## What the task asks
Extract the full set of records that follows, word for word.

## Extracted data entries
==================================================

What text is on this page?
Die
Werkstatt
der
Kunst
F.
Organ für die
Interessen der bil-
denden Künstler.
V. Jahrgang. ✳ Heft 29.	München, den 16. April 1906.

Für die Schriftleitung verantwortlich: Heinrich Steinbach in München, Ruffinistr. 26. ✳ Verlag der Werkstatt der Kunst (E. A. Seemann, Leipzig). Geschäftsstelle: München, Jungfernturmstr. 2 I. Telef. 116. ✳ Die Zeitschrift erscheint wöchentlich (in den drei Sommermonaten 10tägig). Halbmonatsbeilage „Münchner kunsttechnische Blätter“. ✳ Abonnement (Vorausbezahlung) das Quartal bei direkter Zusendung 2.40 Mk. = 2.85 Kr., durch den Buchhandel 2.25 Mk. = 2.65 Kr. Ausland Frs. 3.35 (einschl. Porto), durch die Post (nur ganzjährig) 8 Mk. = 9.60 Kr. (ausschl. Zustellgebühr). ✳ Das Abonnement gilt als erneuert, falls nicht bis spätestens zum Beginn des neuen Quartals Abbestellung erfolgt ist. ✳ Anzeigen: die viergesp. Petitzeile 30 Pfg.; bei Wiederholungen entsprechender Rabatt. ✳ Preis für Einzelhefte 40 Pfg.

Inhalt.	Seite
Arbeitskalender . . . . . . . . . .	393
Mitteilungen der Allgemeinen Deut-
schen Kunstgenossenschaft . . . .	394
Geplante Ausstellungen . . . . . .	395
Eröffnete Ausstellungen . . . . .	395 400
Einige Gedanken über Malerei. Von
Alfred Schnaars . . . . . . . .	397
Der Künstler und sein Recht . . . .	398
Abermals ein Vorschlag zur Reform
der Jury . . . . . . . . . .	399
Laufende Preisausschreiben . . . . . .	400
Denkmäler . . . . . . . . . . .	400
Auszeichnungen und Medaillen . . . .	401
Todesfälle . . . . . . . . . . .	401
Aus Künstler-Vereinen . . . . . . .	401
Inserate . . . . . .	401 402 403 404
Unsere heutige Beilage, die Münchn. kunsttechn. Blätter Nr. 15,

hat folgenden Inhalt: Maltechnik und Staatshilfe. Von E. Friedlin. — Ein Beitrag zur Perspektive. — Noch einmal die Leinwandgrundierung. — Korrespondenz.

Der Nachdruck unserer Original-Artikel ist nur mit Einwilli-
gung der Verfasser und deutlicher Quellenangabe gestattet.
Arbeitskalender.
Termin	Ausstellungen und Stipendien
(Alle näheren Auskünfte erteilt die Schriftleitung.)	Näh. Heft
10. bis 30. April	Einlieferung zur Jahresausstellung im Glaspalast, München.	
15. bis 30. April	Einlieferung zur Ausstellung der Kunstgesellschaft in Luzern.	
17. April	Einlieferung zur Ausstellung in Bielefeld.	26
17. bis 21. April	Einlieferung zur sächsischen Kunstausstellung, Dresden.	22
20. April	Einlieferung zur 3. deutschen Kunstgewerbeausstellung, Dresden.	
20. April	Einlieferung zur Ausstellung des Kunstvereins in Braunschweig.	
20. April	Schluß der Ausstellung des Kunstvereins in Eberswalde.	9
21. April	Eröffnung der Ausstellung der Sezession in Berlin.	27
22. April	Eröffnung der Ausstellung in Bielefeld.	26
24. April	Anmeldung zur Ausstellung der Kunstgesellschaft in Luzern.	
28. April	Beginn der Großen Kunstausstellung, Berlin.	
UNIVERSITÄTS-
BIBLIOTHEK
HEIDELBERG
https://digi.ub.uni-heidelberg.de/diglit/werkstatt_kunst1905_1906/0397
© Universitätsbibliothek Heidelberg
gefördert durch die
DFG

==================================================

## Full output
What text is on this page?
Die
Werkstatt
der
Kunst
F.
Organ für die
Interessen der bil-
denden Künstler.
V. Jahrgang. ✳ Heft 29.	München, den 16. April 1906.

Für die Schriftleitung verantwortlich: Heinrich Steinbach in München, Ruffinistr. 26. ✳ Verlag der Werkstatt der Kunst (E. A. Seemann, Leipzig). Geschäftsstelle: München, Jungfernturmstr. 2 I. Telef. 116. ✳ Die Zeitschrift erscheint wöchentlich (in den drei Sommermonaten 10tägig). Halbmonatsbeilage „Münchner kunsttechnische Blätter“. ✳ Abonnement (Vorausbezahlung) das Quartal bei direkter Zusendung 2.40 Mk. = 2.85 Kr., durch den Buchhandel 2.25 Mk. = 2.65 Kr. Ausland Frs. 3.35 (einschl. Porto), durch die Post (nur ganzjährig) 8 Mk. = 9.60 Kr. (ausschl. Zustellgebühr). ✳ Das Abonnement gilt als erneuert, falls nicht bis spätestens zum Beginn des neuen Quartals Abbestellung erfolgt ist. ✳ Anzeigen: die viergesp. Petitzeile 30 Pfg.; bei Wiederholungen entsprechender Rabatt. ✳ Preis für Einzelhefte 40 Pfg.

Inhalt.	Seite
Arbeitskalender . . . . . . . . . .	393
Mitteilungen der Allgemeinen Deut-
schen Kunstgenossenschaft . . . .	394
Geplante Ausstellungen . . . . . .	395
Eröffnete Ausstellungen . . . . .	395 400
Einige Gedanken über Malerei. Von
Alfred Schnaars . . . . . . . .	397
Der Künstler und sein Recht . . . .	398
Abermals ein Vorschlag zur Reform
der Jury . . . . . . . . . .	399
Laufende Preisausschreiben . . . . . .	400
Denkmäler . . . . . . . . . . .	400
Auszeichnungen und Medaillen . . . .	401
Todesfälle . . . . . . . . . . .	401
Aus Künstler-Vereinen . . . . . . .	401
Inserate . . . . . .	401 402 403 404
Unsere heutige Beilage, die Münchn. kunsttechn. Blätter Nr. 15,

hat folgenden Inhalt: Maltechnik und Staatshilfe. Von E. Friedlin. — Ein Beitrag zur Perspektive. — Noch einmal die Leinwandgrundierung. — Korrespondenz.

Der Nachdruck unserer Original-Artikel ist nur mit Einwilli-
gung der Verfasser und deutlicher Quellenangabe gestattet.
Arbeitskalender.
Termin	Ausstellungen und Stipendien
(Alle näheren Auskünfte erteilt die Schriftleitung.)	Näh. Heft
10. bis 30. April	Einlieferung zur Jahresausstellung im Glaspalast, München.	
15. bis 30. April	Einlieferung zur Ausstellung der Kunstgesellschaft in Luzern.	
17. April	Einlieferung zur Ausstellung in Bielefeld.	26
17. bis 21. April	Einlieferung zur sächsischen Kunstausstellung, Dresden.	22
20. April	Einlieferung zur 3. deutschen Kunstgewerbeausstellung, Dresden.	
20. April	Einlieferung zur Ausstellung des Kunstvereins in Braunschweig.	
20. April	Schluß der Ausstellung des Kunstvereins in Eberswalde.	9
21. April	Eröffnung der Ausstellung der Sezession in Berlin.	27
22. April	Eröffnung der Ausstellung in Bielefeld.	26
24. April	Anmeldung zur Ausstellung der Kunstgesellschaft in Luzern.	
28. April	Beginn der Großen Kunstausstellung, Berlin.	
UNIVERSITÄTS-
BIBLIOTHEK
HEIDELBERG
https://digi.ub.uni-heidelberg.de/diglit/werkstatt_kunst1905_1906/0397
© Universitätsbibliothek Heidelberg
gefördert durch die
DFG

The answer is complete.